What the exercise asks: Leave out the pictures and copy every record exactly.

Rows from a dataset:
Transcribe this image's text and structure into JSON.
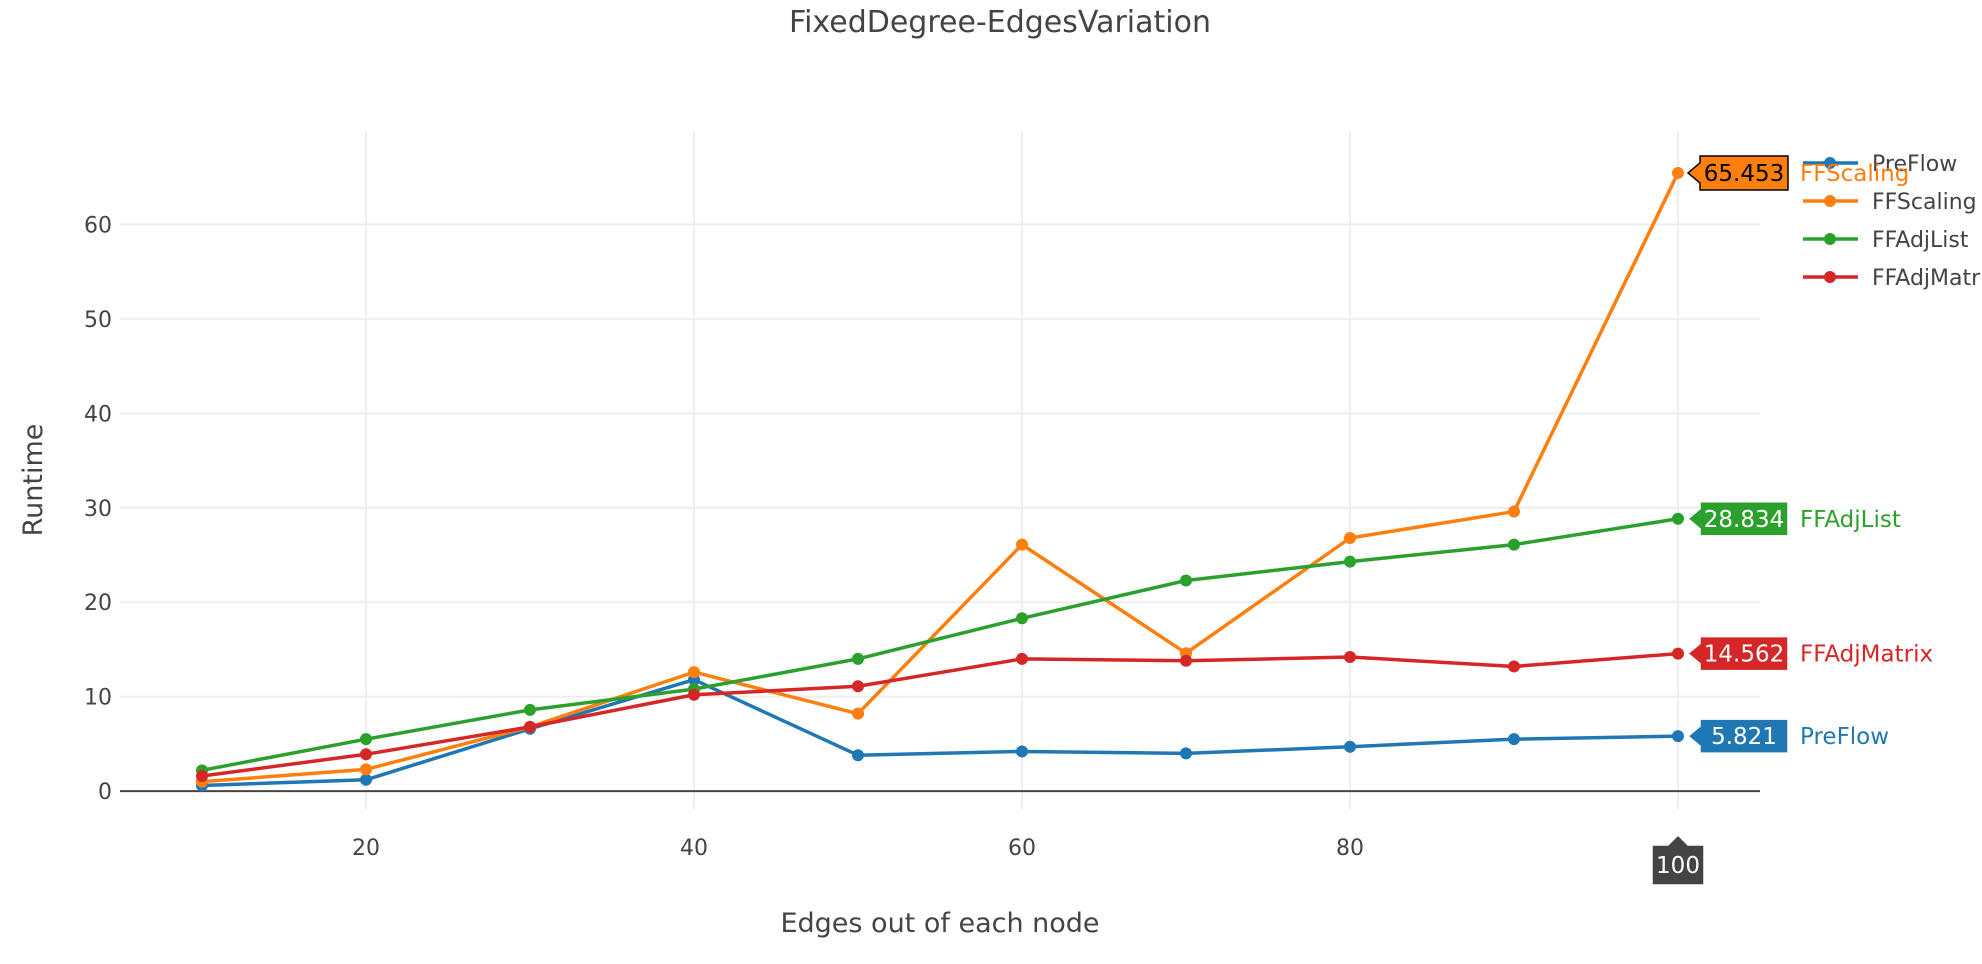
{
  "chart_data": {
    "type": "line",
    "title": "FixedDegree-EdgesVariation",
    "xlabel": "Edges out of each node",
    "ylabel": "Runtime",
    "xlim": [
      5,
      105
    ],
    "ylim": [
      -2,
      70
    ],
    "x_ticks": [
      20,
      40,
      60,
      80,
      100
    ],
    "y_ticks": [
      0,
      10,
      20,
      30,
      40,
      50,
      60
    ],
    "grid": true,
    "legend_position": "top-right",
    "x": [
      10,
      20,
      30,
      40,
      50,
      60,
      70,
      80,
      90,
      100
    ],
    "series": [
      {
        "name": "PreFlow",
        "color": "#1f77b4",
        "values": [
          0.6,
          1.2,
          6.6,
          11.8,
          3.8,
          4.2,
          4.0,
          4.7,
          5.5,
          5.821
        ]
      },
      {
        "name": "FFScaling",
        "color": "#ff7f0e",
        "values": [
          1.0,
          2.3,
          6.8,
          12.6,
          8.2,
          26.1,
          14.6,
          26.8,
          29.6,
          65.453
        ]
      },
      {
        "name": "FFAdjList",
        "color": "#2ca02c",
        "values": [
          2.2,
          5.5,
          8.6,
          10.8,
          14.0,
          18.3,
          22.3,
          24.3,
          26.1,
          28.834
        ]
      },
      {
        "name": "FFAdjMatrix",
        "color": "#d62728",
        "values": [
          1.6,
          3.9,
          6.8,
          10.2,
          11.1,
          14.0,
          13.8,
          14.2,
          13.2,
          14.562
        ]
      }
    ],
    "hover": {
      "x_label": "100",
      "labels": [
        {
          "series": "FFScaling",
          "value": "65.453",
          "name": "FFScaling"
        },
        {
          "series": "FFAdjList",
          "value": "28.834",
          "name": "FFAdjList"
        },
        {
          "series": "FFAdjMatrix",
          "value": "14.562",
          "name": "FFAdjMatrix"
        },
        {
          "series": "PreFlow",
          "value": "5.821",
          "name": "PreFlow"
        }
      ]
    }
  }
}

Response to the task:
Transcribe this image's text and structure into JSON.
{
  "chart_data": {
    "type": "line",
    "title": "FixedDegree-EdgesVariation",
    "xlabel": "Edges out of each node",
    "ylabel": "Runtime",
    "xlim": [
      5,
      105
    ],
    "ylim": [
      -2,
      70
    ],
    "x_ticks": [
      20,
      40,
      60,
      80,
      100
    ],
    "y_ticks": [
      0,
      10,
      20,
      30,
      40,
      50,
      60
    ],
    "grid": true,
    "legend_position": "top-right",
    "x": [
      10,
      20,
      30,
      40,
      50,
      60,
      70,
      80,
      90,
      100
    ],
    "series": [
      {
        "name": "PreFlow",
        "color": "#1f77b4",
        "values": [
          0.6,
          1.2,
          6.6,
          11.8,
          3.8,
          4.2,
          4.0,
          4.7,
          5.5,
          5.821
        ]
      },
      {
        "name": "FFScaling",
        "color": "#ff7f0e",
        "values": [
          1.0,
          2.3,
          6.8,
          12.6,
          8.2,
          26.1,
          14.6,
          26.8,
          29.6,
          65.453
        ]
      },
      {
        "name": "FFAdjList",
        "color": "#2ca02c",
        "values": [
          2.2,
          5.5,
          8.6,
          10.8,
          14.0,
          18.3,
          22.3,
          24.3,
          26.1,
          28.834
        ]
      },
      {
        "name": "FFAdjMatrix",
        "color": "#d62728",
        "values": [
          1.6,
          3.9,
          6.8,
          10.2,
          11.1,
          14.0,
          13.8,
          14.2,
          13.2,
          14.562
        ]
      }
    ],
    "hover": {
      "x_label": "100",
      "labels": [
        {
          "series": "FFScaling",
          "value": "65.453",
          "name": "FFScaling"
        },
        {
          "series": "FFAdjList",
          "value": "28.834",
          "name": "FFAdjList"
        },
        {
          "series": "FFAdjMatrix",
          "value": "14.562",
          "name": "FFAdjMatrix"
        },
        {
          "series": "PreFlow",
          "value": "5.821",
          "name": "PreFlow"
        }
      ]
    }
  }
}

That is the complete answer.